> YOUR INSTRUCTIONS
Output every entry exactly, without any pictures.

> TASK DATA
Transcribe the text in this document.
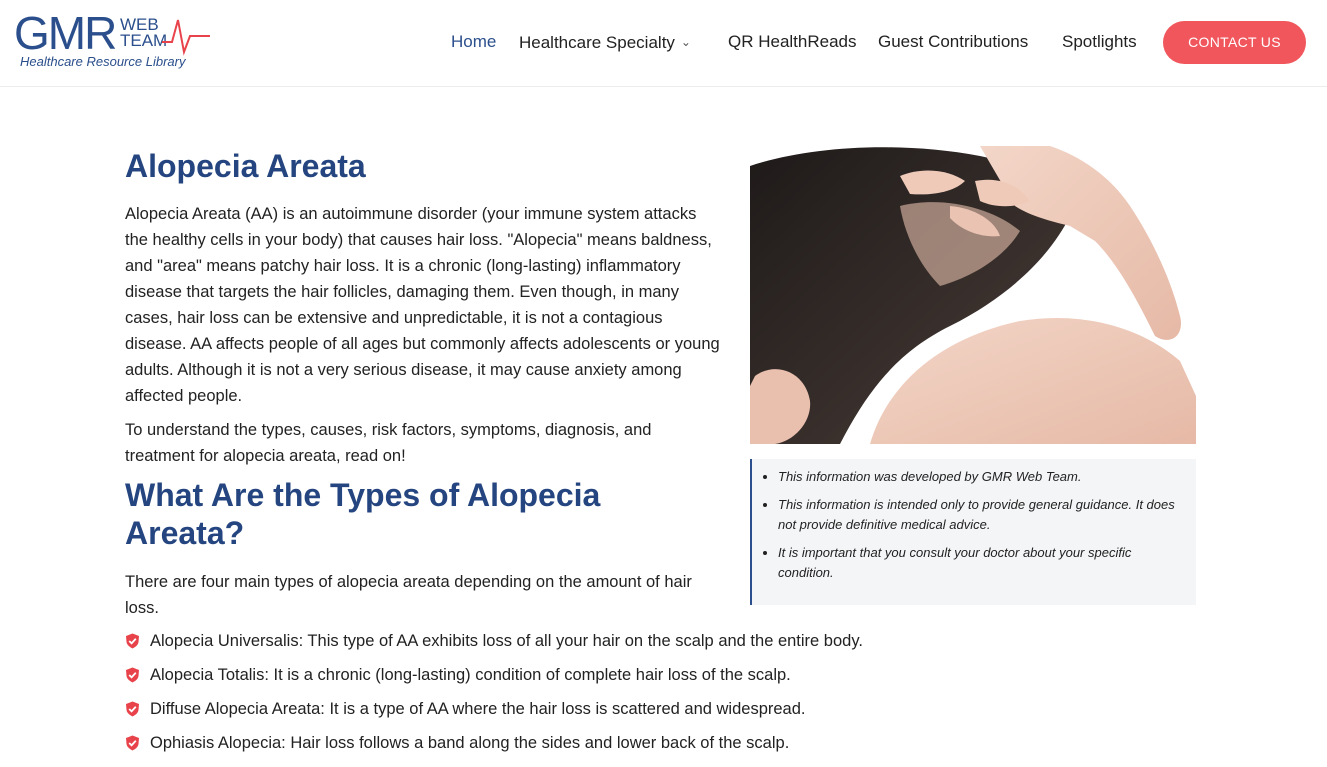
GMR WEB
TEAM
Healthcare Resource Library
Home Healthcare Specialty ⌄ QR HealthReads Guest Contributions Spotlights	CONTACT US
Alopecia Areata

Alopecia Areata (AA) is an autoimmune disorder (your immune system attacks the healthy cells in your body) that causes hair loss. "Alopecia" means baldness, and "area" means patchy hair loss. It is a chronic (long-lasting) inflammatory disease that targets the hair follicles, damaging them. Even though, in many cases, hair loss can be extensive and unpredictable, it is not a contagious disease. AA affects people of all ages but commonly affects adolescents or young adults. Although it is not a very serious disease, it may cause anxiety among affected people.

To understand the types, causes, risk factors, symptoms, diagnosis, and treatment for alopecia areata, read on!

What Are the Types of Alopecia Areata?

There are four main types of alopecia areata depending on the amount of hair loss.

Alopecia Universalis: This type of AA exhibits loss of all your hair on the scalp and the entire body.
Alopecia Totalis: It is a chronic (long-lasting) condition of complete hair loss of the scalp.
Diffuse Alopecia Areata: It is a type of AA where the hair loss is scattered and widespread.
Ophiasis Alopecia: Hair loss follows a band along the sides and lower back of the scalp.
• This information was developed by GMR Web Team.
• This information is intended only to provide general guidance. It does not provide definitive medical advice.
• It is important that you consult your doctor about your specific condition.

> EXERCISE SOLUTION
Transcribe the text in this document.
GMR WEB
TEAM
Healthcare Resource Library
Home Healthcare Specialty ⌄ QR HealthReads Guest Contributions Spotlights	CONTACT US
Alopecia Areata

Alopecia Areata (AA) is an autoimmune disorder (your immune system attacks the healthy cells in your body) that causes hair loss. "Alopecia" means baldness, and "area" means patchy hair loss. It is a chronic (long-lasting) inflammatory disease that targets the hair follicles, damaging them. Even though, in many cases, hair loss can be extensive and unpredictable, it is not a contagious disease. AA affects people of all ages but commonly affects adolescents or young adults. Although it is not a very serious disease, it may cause anxiety among affected people.

To understand the types, causes, risk factors, symptoms, diagnosis, and treatment for alopecia areata, read on!

What Are the Types of Alopecia Areata?

There are four main types of alopecia areata depending on the amount of hair loss.

Alopecia Universalis: This type of AA exhibits loss of all your hair on the scalp and the entire body.
Alopecia Totalis: It is a chronic (long-lasting) condition of complete hair loss of the scalp.
Diffuse Alopecia Areata: It is a type of AA where the hair loss is scattered and widespread.
Ophiasis Alopecia: Hair loss follows a band along the sides and lower back of the scalp.
• This information was developed by GMR Web Team.
• This information is intended only to provide general guidance. It does not provide definitive medical advice.
• It is important that you consult your doctor about your specific condition.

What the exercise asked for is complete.